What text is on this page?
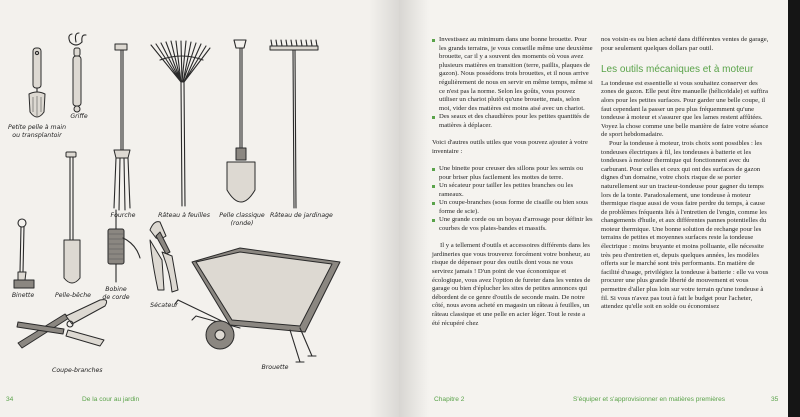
Petite pelle à main
ou transplantoir
Griffe
Fourche	Râteau à feuilles	Pelle classique
(ronde)
Râteau de jardinage
Binette	Pelle-bêche
Bobine
de corde
Sécateur
Coupe-branches	Brouette
34	De la cour au jardin
Investissez au minimum dans une bonne brouette. Pour les grands terrains, je vous conseille même une deuxième brouette, car il y a souvent des moments où vous avez plusieurs matières en transition (terre, paillis, plaques de gazon). Nous possédons trois brouettes, et il nous arrive régulièrement de nous en servir en même temps, même si ce n'est pas la norme. Selon les goûts, vous pouvez utiliser un chariot plutôt qu'une brouette, mais, selon moi, vider des matières est moins aisé avec un chariot.
Des seaux et des chaudières pour les petites quantités de matières à déplacer.

Voici d'autres outils utiles que vous pouvez ajouter à votre inventaire :

Une binette pour creuser des sillons pour les semis ou pour briser plus facilement les mottes de terre.
Un sécateur pour tailler les petites branches ou les rameaux.
Un coupe-branches (sous forme de cisaille ou bien sous forme de scie).
Une grande corde ou un boyau d'arrosage pour définir les courbes de vos plates-bandes et massifs.

Il y a tellement d'outils et accessoires différents dans les jardineries que vous trouverez forcément votre bonheur, au risque de dépenser pour des outils dont vous ne vous servirez jamais ! D'un point de vue économique et écologique, vous avez l'option de fureter dans les ventes de garage ou bien d'éplucher les sites de petites annonces qui débordent de ce genre d'outils de seconde main. De notre côté, nous avons acheté en magasin un râteau à feuilles, un râteau classique et une pelle en acier léger. Tout le reste a été récupéré chez

nos voisin·es ou bien acheté dans différentes ventes de garage, pour seulement quelques dollars par outil.

Les outils mécaniques et à moteur

La tondeuse est essentielle si vous souhaitez conserver des zones de gazon. Elle peut être manuelle (hélicoïdale) et suffira alors pour les petites surfaces. Pour garder une belle coupe, il faut cependant la passer un peu plus fréquemment qu'une tondeuse à moteur et s'assurer que les lames restent affûtées. Voyez la chose comme une belle manière de faire votre séance de sport hebdomadaire.

Pour la tondeuse à moteur, trois choix sont possibles : les tondeuses électriques à fil, les tondeuses à batterie et les tondeuses à moteur thermique qui fonctionnent avec du carburant. Pour celles et ceux qui ont des surfaces de gazon dignes d'un domaine, votre choix risque de se porter naturellement sur un tracteur-tondeuse pour gagner du temps lors de la tonte. Paradoxalement, une tondeuse à moteur thermique risque aussi de vous faire perdre du temps, à cause de problèmes fréquents liés à l'entretien de l'engin, comme les changements d'huile, et aux différentes pannes potentielles du moteur thermique. Une bonne solution de rechange pour les terrains de petites et moyennes surfaces reste la tondeuse électrique : moins bruyante et moins polluante, elle nécessite très peu d'entretien et, depuis quelques années, les modèles offerts sur le marché sont très performants. En matière de facilité d'usage, privilégiez la tondeuse à batterie : elle va vous procurer une plus grande liberté de mouvement et vous permettre d'aller plus loin sur votre terrain qu'une tondeuse à fil. Si vous n'avez pas tout à fait le budget pour l'acheter, attendez qu'elle soit en solde ou économisez

Chapitre 2	S'équiper et s'approvisionner en matières premières	35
· · · · ·
[Exercise objective] Gather all lines from the listing above in which "classique" occurs.

[Exercise result]
Fourche	Râteau à feuilles	Pelle classique
Il y a tellement d'outils et accessoires différents dans les jardineries que vous trouverez forcément votre bonheur, au risque de dépenser pour des outils dont vous ne vous servirez jamais ! D'un point de vue économique et écologique, vous avez l'option de fureter dans les ventes de garage ou bien d'éplucher les sites de petites annonces qui débordent de ce genre d'outils de seconde main. De notre côté, nous avons acheté en magasin un râteau à feuilles, un râteau classique et une pelle en acier léger. Tout le reste a été récupéré chez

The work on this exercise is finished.